# The request
Exact repetition is required: output every record in full.
-- Start Data excerpts --
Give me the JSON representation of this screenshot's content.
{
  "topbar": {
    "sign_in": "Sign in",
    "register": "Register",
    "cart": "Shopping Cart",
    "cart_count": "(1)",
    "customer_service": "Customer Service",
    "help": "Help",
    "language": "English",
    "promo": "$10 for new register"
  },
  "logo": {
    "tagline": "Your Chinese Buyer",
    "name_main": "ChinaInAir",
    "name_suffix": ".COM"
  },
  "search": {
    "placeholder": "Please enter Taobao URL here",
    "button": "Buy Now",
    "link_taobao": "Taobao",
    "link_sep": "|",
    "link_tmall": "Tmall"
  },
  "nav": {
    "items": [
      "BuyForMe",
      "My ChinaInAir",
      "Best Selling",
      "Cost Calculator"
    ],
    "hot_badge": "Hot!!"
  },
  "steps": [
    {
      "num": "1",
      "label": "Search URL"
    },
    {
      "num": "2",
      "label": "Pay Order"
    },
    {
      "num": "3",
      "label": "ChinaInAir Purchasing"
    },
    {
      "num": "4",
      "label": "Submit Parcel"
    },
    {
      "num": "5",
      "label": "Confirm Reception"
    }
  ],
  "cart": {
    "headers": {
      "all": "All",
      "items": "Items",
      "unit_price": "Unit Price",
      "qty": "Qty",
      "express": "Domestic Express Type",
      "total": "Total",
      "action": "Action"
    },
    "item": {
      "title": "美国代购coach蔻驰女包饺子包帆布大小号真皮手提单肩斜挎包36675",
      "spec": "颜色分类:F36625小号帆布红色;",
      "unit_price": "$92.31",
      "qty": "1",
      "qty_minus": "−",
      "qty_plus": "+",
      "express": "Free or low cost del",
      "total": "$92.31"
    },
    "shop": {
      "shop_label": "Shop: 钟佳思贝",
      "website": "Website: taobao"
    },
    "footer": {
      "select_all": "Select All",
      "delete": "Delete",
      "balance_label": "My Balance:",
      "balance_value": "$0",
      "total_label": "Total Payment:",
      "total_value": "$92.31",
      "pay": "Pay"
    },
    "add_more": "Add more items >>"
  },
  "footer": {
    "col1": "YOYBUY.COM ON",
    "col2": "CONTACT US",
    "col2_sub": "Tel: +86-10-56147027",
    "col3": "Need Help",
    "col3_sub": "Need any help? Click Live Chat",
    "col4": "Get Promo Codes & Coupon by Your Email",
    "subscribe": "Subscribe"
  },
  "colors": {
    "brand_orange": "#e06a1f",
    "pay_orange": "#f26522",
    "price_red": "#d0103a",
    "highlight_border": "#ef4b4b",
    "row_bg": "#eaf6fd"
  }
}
-- End Data excerpts --
# Result
Give me the JSON representation of this screenshot's content.
{
  "topbar": {
    "sign_in": "Sign in",
    "register": "Register",
    "cart": "Shopping Cart",
    "cart_count": "(1)",
    "customer_service": "Customer Service",
    "help": "Help",
    "language": "English",
    "promo": "$10 for new register"
  },
  "logo": {
    "tagline": "Your Chinese Buyer",
    "name_main": "ChinaInAir",
    "name_suffix": ".COM"
  },
  "search": {
    "placeholder": "Please enter Taobao URL here",
    "button": "Buy Now",
    "link_taobao": "Taobao",
    "link_sep": "|",
    "link_tmall": "Tmall"
  },
  "nav": {
    "items": [
      "BuyForMe",
      "My ChinaInAir",
      "Best Selling",
      "Cost Calculator"
    ],
    "hot_badge": "Hot!!"
  },
  "steps": [
    {
      "num": "1",
      "label": "Search URL"
    },
    {
      "num": "2",
      "label": "Pay Order"
    },
    {
      "num": "3",
      "label": "ChinaInAir Purchasing"
    },
    {
      "num": "4",
      "label": "Submit Parcel"
    },
    {
      "num": "5",
      "label": "Confirm Reception"
    }
  ],
  "cart": {
    "headers": {
      "all": "All",
      "items": "Items",
      "unit_price": "Unit Price",
      "qty": "Qty",
      "express": "Domestic Express Type",
      "total": "Total",
      "action": "Action"
    },
    "item": {
      "title": "美国代购coach蔻驰女包饺子包帆布大小号真皮手提单肩斜挎包36675",
      "spec": "颜色分类:F36625小号帆布红色;",
      "unit_price": "$92.31",
      "qty": "1",
      "qty_minus": "−",
      "qty_plus": "+",
      "express": "Free or low cost del",
      "total": "$92.31"
    },
    "shop": {
      "shop_label": "Shop: 钟佳思贝",
      "website": "Website: taobao"
    },
    "footer": {
      "select_all": "Select All",
      "delete": "Delete",
      "balance_label": "My Balance:",
      "balance_value": "$0",
      "total_label": "Total Payment:",
      "total_value": "$92.31",
      "pay": "Pay"
    },
    "add_more": "Add more items >>"
  },
  "footer": {
    "col1": "YOYBUY.COM ON",
    "col2": "CONTACT US",
    "col2_sub": "Tel: +86-10-56147027",
    "col3": "Need Help",
    "col3_sub": "Need any help? Click Live Chat",
    "col4": "Get Promo Codes & Coupon by Your Email",
    "subscribe": "Subscribe"
  },
  "colors": {
    "brand_orange": "#e06a1f",
    "pay_orange": "#f26522",
    "price_red": "#d0103a",
    "highlight_border": "#ef4b4b",
    "row_bg": "#eaf6fd"
  }
}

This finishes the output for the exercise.